» DIRECTIVE
Exactly reproduce the lines that follow.

[Figure content listings]
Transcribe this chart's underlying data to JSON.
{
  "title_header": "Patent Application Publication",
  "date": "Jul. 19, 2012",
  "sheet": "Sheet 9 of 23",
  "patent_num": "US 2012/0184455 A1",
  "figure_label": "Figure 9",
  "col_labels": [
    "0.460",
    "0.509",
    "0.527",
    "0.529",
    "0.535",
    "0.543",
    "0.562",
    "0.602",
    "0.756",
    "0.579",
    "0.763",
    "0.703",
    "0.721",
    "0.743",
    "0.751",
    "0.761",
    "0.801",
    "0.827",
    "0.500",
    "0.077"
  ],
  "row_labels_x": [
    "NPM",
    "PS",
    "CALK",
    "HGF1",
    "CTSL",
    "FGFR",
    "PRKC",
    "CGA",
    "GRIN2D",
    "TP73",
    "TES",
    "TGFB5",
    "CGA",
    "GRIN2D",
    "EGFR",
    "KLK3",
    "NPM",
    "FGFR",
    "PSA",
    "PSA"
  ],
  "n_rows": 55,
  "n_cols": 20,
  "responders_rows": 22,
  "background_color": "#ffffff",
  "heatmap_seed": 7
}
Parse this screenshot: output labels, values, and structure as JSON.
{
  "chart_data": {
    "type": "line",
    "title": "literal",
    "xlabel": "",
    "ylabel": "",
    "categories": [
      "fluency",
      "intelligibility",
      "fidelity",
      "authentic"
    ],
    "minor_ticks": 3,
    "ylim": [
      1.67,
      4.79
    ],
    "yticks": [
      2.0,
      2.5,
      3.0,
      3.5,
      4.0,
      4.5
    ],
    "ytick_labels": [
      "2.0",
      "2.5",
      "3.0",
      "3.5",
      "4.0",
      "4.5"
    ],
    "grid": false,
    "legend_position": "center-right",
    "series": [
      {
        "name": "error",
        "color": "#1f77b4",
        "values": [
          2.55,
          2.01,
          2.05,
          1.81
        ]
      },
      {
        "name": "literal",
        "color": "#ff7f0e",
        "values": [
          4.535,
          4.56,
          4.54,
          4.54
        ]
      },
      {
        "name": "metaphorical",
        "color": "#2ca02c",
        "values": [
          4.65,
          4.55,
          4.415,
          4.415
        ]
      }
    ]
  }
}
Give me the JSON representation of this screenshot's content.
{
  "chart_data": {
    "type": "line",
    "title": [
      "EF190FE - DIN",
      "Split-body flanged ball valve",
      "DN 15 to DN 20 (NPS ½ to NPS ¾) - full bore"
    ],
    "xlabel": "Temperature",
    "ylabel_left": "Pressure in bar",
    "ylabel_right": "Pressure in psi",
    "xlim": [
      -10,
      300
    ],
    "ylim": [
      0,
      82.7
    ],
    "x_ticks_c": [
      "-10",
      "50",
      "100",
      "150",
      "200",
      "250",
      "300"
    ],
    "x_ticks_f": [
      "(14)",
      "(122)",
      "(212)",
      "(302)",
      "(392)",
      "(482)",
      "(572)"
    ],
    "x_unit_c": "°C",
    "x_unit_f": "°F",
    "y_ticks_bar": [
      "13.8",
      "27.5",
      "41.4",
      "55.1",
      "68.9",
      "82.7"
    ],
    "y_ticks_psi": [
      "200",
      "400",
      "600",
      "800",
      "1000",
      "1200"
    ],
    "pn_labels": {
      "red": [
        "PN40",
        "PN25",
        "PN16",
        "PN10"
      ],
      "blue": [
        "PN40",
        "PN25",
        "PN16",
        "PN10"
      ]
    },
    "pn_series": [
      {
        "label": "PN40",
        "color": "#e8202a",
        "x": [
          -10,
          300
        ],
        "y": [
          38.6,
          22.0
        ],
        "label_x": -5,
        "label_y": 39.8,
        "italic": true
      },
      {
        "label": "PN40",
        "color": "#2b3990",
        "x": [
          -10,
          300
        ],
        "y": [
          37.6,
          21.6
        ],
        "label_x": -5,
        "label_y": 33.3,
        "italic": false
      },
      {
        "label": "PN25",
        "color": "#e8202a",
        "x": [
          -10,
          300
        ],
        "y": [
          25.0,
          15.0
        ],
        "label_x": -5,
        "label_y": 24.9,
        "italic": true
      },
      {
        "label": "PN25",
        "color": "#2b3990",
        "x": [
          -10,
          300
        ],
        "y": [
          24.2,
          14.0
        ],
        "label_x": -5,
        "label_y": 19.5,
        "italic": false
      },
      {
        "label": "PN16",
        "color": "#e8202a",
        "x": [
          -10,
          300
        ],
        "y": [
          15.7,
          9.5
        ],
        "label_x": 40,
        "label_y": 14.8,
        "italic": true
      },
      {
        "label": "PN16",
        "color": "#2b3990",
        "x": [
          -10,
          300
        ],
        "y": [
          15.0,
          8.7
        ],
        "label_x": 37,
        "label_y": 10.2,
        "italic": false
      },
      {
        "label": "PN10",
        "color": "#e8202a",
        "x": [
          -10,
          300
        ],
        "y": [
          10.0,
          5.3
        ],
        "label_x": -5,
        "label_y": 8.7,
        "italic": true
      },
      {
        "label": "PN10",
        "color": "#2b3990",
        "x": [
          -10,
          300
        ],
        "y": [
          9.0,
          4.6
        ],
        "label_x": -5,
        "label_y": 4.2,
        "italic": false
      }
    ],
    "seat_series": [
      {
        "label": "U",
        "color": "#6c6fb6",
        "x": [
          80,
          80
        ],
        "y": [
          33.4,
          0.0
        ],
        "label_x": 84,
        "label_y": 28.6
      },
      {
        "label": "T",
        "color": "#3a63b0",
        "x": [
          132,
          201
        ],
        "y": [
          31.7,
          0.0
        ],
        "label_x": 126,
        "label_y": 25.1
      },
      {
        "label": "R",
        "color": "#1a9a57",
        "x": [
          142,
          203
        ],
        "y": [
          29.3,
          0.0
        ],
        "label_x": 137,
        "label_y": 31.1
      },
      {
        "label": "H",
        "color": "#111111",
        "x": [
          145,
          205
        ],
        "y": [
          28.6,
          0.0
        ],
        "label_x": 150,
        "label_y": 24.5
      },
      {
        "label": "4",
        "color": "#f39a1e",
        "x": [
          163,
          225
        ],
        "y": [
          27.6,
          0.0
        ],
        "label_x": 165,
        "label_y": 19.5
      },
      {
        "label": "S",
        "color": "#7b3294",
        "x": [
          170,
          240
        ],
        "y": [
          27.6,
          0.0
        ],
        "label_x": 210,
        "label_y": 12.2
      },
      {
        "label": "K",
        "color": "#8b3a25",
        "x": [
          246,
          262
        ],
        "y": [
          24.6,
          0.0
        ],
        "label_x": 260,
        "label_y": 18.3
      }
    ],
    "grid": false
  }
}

» EXERCISE SOLUTION
Transcribe this chart's underlying data to JSON.
{
  "title_header": "Patent Application Publication",
  "date": "Jul. 19, 2012",
  "sheet": "Sheet 9 of 23",
  "patent_num": "US 2012/0184455 A1",
  "figure_label": "Figure 9",
  "col_labels": [
    "0.460",
    "0.509",
    "0.527",
    "0.529",
    "0.535",
    "0.543",
    "0.562",
    "0.602",
    "0.756",
    "0.579",
    "0.763",
    "0.703",
    "0.721",
    "0.743",
    "0.751",
    "0.761",
    "0.801",
    "0.827",
    "0.500",
    "0.077"
  ],
  "row_labels_x": [
    "NPM",
    "PS",
    "CALK",
    "HGF1",
    "CTSL",
    "FGFR",
    "PRKC",
    "CGA",
    "GRIN2D",
    "TP73",
    "TES",
    "TGFB5",
    "CGA",
    "GRIN2D",
    "EGFR",
    "KLK3",
    "NPM",
    "FGFR",
    "PSA",
    "PSA"
  ],
  "n_rows": 55,
  "n_cols": 20,
  "responders_rows": 22,
  "background_color": "#ffffff",
  "heatmap_seed": 7
}
Parse this screenshot: output labels, values, and structure as JSON.
{
  "chart_data": {
    "type": "line",
    "title": "literal",
    "xlabel": "",
    "ylabel": "",
    "categories": [
      "fluency",
      "intelligibility",
      "fidelity",
      "authentic"
    ],
    "minor_ticks": 3,
    "ylim": [
      1.67,
      4.79
    ],
    "yticks": [
      2.0,
      2.5,
      3.0,
      3.5,
      4.0,
      4.5
    ],
    "ytick_labels": [
      "2.0",
      "2.5",
      "3.0",
      "3.5",
      "4.0",
      "4.5"
    ],
    "grid": false,
    "legend_position": "center-right",
    "series": [
      {
        "name": "error",
        "color": "#1f77b4",
        "values": [
          2.55,
          2.01,
          2.05,
          1.81
        ]
      },
      {
        "name": "literal",
        "color": "#ff7f0e",
        "values": [
          4.535,
          4.56,
          4.54,
          4.54
        ]
      },
      {
        "name": "metaphorical",
        "color": "#2ca02c",
        "values": [
          4.65,
          4.55,
          4.415,
          4.415
        ]
      }
    ]
  }
}
Give me the JSON representation of this screenshot's content.
{
  "chart_data": {
    "type": "line",
    "title": [
      "EF190FE - DIN",
      "Split-body flanged ball valve",
      "DN 15 to DN 20 (NPS ½ to NPS ¾) - full bore"
    ],
    "xlabel": "Temperature",
    "ylabel_left": "Pressure in bar",
    "ylabel_right": "Pressure in psi",
    "xlim": [
      -10,
      300
    ],
    "ylim": [
      0,
      82.7
    ],
    "x_ticks_c": [
      "-10",
      "50",
      "100",
      "150",
      "200",
      "250",
      "300"
    ],
    "x_ticks_f": [
      "(14)",
      "(122)",
      "(212)",
      "(302)",
      "(392)",
      "(482)",
      "(572)"
    ],
    "x_unit_c": "°C",
    "x_unit_f": "°F",
    "y_ticks_bar": [
      "13.8",
      "27.5",
      "41.4",
      "55.1",
      "68.9",
      "82.7"
    ],
    "y_ticks_psi": [
      "200",
      "400",
      "600",
      "800",
      "1000",
      "1200"
    ],
    "pn_labels": {
      "red": [
        "PN40",
        "PN25",
        "PN16",
        "PN10"
      ],
      "blue": [
        "PN40",
        "PN25",
        "PN16",
        "PN10"
      ]
    },
    "pn_series": [
      {
        "label": "PN40",
        "color": "#e8202a",
        "x": [
          -10,
          300
        ],
        "y": [
          38.6,
          22.0
        ],
        "label_x": -5,
        "label_y": 39.8,
        "italic": true
      },
      {
        "label": "PN40",
        "color": "#2b3990",
        "x": [
          -10,
          300
        ],
        "y": [
          37.6,
          21.6
        ],
        "label_x": -5,
        "label_y": 33.3,
        "italic": false
      },
      {
        "label": "PN25",
        "color": "#e8202a",
        "x": [
          -10,
          300
        ],
        "y": [
          25.0,
          15.0
        ],
        "label_x": -5,
        "label_y": 24.9,
        "italic": true
      },
      {
        "label": "PN25",
        "color": "#2b3990",
        "x": [
          -10,
          300
        ],
        "y": [
          24.2,
          14.0
        ],
        "label_x": -5,
        "label_y": 19.5,
        "italic": false
      },
      {
        "label": "PN16",
        "color": "#e8202a",
        "x": [
          -10,
          300
        ],
        "y": [
          15.7,
          9.5
        ],
        "label_x": 40,
        "label_y": 14.8,
        "italic": true
      },
      {
        "label": "PN16",
        "color": "#2b3990",
        "x": [
          -10,
          300
        ],
        "y": [
          15.0,
          8.7
        ],
        "label_x": 37,
        "label_y": 10.2,
        "italic": false
      },
      {
        "label": "PN10",
        "color": "#e8202a",
        "x": [
          -10,
          300
        ],
        "y": [
          10.0,
          5.3
        ],
        "label_x": -5,
        "label_y": 8.7,
        "italic": true
      },
      {
        "label": "PN10",
        "color": "#2b3990",
        "x": [
          -10,
          300
        ],
        "y": [
          9.0,
          4.6
        ],
        "label_x": -5,
        "label_y": 4.2,
        "italic": false
      }
    ],
    "seat_series": [
      {
        "label": "U",
        "color": "#6c6fb6",
        "x": [
          80,
          80
        ],
        "y": [
          33.4,
          0.0
        ],
        "label_x": 84,
        "label_y": 28.6
      },
      {
        "label": "T",
        "color": "#3a63b0",
        "x": [
          132,
          201
        ],
        "y": [
          31.7,
          0.0
        ],
        "label_x": 126,
        "label_y": 25.1
      },
      {
        "label": "R",
        "color": "#1a9a57",
        "x": [
          142,
          203
        ],
        "y": [
          29.3,
          0.0
        ],
        "label_x": 137,
        "label_y": 31.1
      },
      {
        "label": "H",
        "color": "#111111",
        "x": [
          145,
          205
        ],
        "y": [
          28.6,
          0.0
        ],
        "label_x": 150,
        "label_y": 24.5
      },
      {
        "label": "4",
        "color": "#f39a1e",
        "x": [
          163,
          225
        ],
        "y": [
          27.6,
          0.0
        ],
        "label_x": 165,
        "label_y": 19.5
      },
      {
        "label": "S",
        "color": "#7b3294",
        "x": [
          170,
          240
        ],
        "y": [
          27.6,
          0.0
        ],
        "label_x": 210,
        "label_y": 12.2
      },
      {
        "label": "K",
        "color": "#8b3a25",
        "x": [
          246,
          262
        ],
        "y": [
          24.6,
          0.0
        ],
        "label_x": 260,
        "label_y": 18.3
      }
    ],
    "grid": false
  }
}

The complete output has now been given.